▶ 抽出テキスト
═══

●はじめに
窒素肥料の化学合成が可能になってから,作物の単収が飛躍的に向上して,世界の食料生産が急速に拡大し,それとともに人口も急速に増加してきた。それゆえ,今,もし化学肥料を全廃したら,世界の食料生産は再び昔の水準に戻り,世界的飢餓が生じると考えられる。
しかし,環境保全型農業レポート「No.222 有機農業だけで世界の人口を養えるか?」に紹介したように,有機農業を強く支持するグループは,現代でも有機農業によって,化学肥料を使用する慣行農業に遜色ない収量を確保して,世界人口を養えると主張している。
そうした主張の論拠として,いろいろな国で実施された有機農業と慣行農業による食料単収の実験結果を比較して,先進国では有機農業で単収が有意に低下するものの,途上国では有機農業によって植物性食料で平均1.7倍,動物性食料で2.7倍に増加し,世界全体では食料不足が生じないとのバッジリーらの研究(Badgley,C., J.Moghtader, E.Quintero, E.Zakem, M.J.Chappell, K.Aviles-Vazquez, A.Samulon and I.Perfecto (2007) Organic agriculture and the global food supply. Renewable Agriculture and Food Systems: 22(2); 86-108. )を論拠にしている。しかし,この研究で示した途上国での慣行農業による単収が低すぎ,有機農業による単収が高すぎるとの批判が多く,一般的には承認されているとはいえない。
●ハーバー・ボッシュ法による窒素化学肥料の合成
ドイツのハーバー(Fritz Haber)は,高温・高圧の装置内で鉄触媒の存在下で窒素ガスと水素ガスを反応させて,アンモニア(NH3)を合成する実験室技術を開発した。そして,その特許を1908年に取得した。このアンモニアの工業的製造装置を開発したのが,ボッシュ(Carl Bosch)である。ボッシュの製造装置を使って,1913年に最初のアンモニア合成工場が稼働したのであった。そのため,このアンモニア製造の技術は,当時からハーバー・ボッシュ法と呼ばれていた。
ハーバーは,構成元素からのアンモニアの合成で,1918年にノーベル化学賞を受賞した。しかし,ボッシュのノーベル賞の受賞はこれよりも13年遅れた1931年である。つまり,ボッシュの受賞はアンモニアの合成についての受賞ではなく,高温高圧下で褐炭を水素化して合成燃料として液体炭化水素を製造する技術を開発したドイツのベルギウス(Friedrich Bergius)とともに,高圧化学合成技術の開発に対して贈られたものだったからである。因みに,1914年から1918年に第1次世界大戦が行なわれており,ハーバーのノーベル賞受賞は,実際には1919年に行なわれた。

═══

▶ 課題 1
抽出テキストでは、ボッシュの製造装置を使った最初のアンモニア合成工場が稼働したのは何年とされていますか。
▶ 課題 2
抽出テキストのうち、「ハーバーは,構成元素からのア」から「には1919年に行なわれた。」までをすべて原文どおりに書き写してください。

═══

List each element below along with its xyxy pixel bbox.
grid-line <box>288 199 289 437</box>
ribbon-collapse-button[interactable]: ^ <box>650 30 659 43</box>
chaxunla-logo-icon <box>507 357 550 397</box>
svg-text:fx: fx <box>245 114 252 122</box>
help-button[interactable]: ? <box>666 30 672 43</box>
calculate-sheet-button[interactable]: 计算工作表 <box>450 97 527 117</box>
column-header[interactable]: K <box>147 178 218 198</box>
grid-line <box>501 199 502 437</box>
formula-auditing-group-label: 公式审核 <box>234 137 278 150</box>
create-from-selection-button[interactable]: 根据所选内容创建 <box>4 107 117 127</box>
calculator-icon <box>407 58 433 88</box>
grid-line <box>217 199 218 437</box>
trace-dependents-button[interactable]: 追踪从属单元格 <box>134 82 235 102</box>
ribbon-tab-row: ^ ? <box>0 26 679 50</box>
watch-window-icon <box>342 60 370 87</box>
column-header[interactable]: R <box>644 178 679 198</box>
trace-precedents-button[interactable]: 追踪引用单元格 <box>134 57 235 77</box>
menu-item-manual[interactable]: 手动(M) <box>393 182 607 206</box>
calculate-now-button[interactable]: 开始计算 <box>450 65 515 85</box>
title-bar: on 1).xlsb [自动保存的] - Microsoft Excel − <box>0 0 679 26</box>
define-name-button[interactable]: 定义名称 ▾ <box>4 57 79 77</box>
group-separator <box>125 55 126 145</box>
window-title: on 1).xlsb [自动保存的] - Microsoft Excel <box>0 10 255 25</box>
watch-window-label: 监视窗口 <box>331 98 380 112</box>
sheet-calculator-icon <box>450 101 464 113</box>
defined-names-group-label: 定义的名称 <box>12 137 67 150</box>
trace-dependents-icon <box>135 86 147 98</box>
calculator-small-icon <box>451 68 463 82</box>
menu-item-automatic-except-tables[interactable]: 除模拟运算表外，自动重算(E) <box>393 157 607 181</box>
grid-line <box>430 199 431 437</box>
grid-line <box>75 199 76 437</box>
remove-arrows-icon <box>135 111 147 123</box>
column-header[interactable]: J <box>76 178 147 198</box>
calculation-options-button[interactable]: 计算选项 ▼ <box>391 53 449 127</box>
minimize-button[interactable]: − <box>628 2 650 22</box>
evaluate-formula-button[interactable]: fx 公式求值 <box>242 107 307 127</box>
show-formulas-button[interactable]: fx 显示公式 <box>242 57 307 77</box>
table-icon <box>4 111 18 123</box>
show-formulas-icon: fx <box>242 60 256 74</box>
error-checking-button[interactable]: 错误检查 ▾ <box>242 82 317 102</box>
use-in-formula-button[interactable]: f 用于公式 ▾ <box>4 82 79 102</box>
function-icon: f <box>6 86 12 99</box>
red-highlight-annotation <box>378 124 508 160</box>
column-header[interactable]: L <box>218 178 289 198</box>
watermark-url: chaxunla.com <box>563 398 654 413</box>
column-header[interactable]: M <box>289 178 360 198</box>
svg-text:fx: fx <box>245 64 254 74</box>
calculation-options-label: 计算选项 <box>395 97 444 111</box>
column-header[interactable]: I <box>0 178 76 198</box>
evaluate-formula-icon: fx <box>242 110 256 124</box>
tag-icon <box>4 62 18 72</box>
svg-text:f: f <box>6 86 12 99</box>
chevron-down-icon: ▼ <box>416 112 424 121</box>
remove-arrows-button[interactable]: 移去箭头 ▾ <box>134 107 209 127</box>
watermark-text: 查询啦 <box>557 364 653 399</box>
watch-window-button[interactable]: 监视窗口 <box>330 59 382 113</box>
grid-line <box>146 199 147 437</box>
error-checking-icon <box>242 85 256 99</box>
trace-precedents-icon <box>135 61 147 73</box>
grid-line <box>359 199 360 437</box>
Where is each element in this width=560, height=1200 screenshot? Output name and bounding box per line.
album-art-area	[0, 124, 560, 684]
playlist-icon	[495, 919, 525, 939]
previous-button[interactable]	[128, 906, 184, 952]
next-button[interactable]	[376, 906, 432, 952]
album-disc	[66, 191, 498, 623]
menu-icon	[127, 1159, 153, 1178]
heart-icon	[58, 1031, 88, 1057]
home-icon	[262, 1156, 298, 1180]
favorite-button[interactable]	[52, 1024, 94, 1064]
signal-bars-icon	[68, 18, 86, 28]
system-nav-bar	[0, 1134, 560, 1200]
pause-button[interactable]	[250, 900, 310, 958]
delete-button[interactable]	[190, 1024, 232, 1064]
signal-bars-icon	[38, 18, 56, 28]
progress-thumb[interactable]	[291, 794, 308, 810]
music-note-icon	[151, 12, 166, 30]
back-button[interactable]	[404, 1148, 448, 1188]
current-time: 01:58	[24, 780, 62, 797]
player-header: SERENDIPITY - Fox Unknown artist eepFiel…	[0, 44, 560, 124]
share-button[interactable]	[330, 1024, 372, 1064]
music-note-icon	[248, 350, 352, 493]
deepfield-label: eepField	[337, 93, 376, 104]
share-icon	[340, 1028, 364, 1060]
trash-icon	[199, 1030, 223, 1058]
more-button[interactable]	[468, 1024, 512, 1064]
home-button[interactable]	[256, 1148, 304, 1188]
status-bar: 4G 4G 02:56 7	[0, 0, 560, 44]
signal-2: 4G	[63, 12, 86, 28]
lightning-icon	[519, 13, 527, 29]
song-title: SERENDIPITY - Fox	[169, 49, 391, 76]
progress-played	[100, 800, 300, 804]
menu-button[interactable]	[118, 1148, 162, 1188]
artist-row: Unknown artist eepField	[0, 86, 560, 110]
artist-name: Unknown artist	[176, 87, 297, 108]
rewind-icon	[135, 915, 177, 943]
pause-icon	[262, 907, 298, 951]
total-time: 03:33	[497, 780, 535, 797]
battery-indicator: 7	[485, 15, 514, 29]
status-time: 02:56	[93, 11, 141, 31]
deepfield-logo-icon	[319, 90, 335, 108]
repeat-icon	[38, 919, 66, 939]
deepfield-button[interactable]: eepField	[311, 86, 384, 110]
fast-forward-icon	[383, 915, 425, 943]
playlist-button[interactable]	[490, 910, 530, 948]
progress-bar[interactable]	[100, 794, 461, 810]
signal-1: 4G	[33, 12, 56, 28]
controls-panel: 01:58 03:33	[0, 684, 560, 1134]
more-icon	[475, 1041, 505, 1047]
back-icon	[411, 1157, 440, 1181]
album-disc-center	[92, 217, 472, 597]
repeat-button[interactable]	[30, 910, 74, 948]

═══

▶ 記述回答 1
1913年です。

▶ 記述回答 2
ハーバーは,構成元素からのアンモニアの合成で,1918年にノーベル化学賞を受賞した。しかし,ボッシュのノーベル賞の受賞はこれよりも13年遅れた1931年である。つまり,ボッシュの受賞はアンモニアの合成についての受賞ではなく,高温高圧下で褐炭を水素化して合成燃料として液体炭化水素を製造する技術を開発したドイツのベルギウス(Friedrich Bergius)とともに,高圧化学合成技術の開発に対して贈られたものだったからである。因みに,1914年から1918年に第1次世界大戦が行なわれており,ハーバーのノーベル賞受賞は,実際には1919年に行なわれた。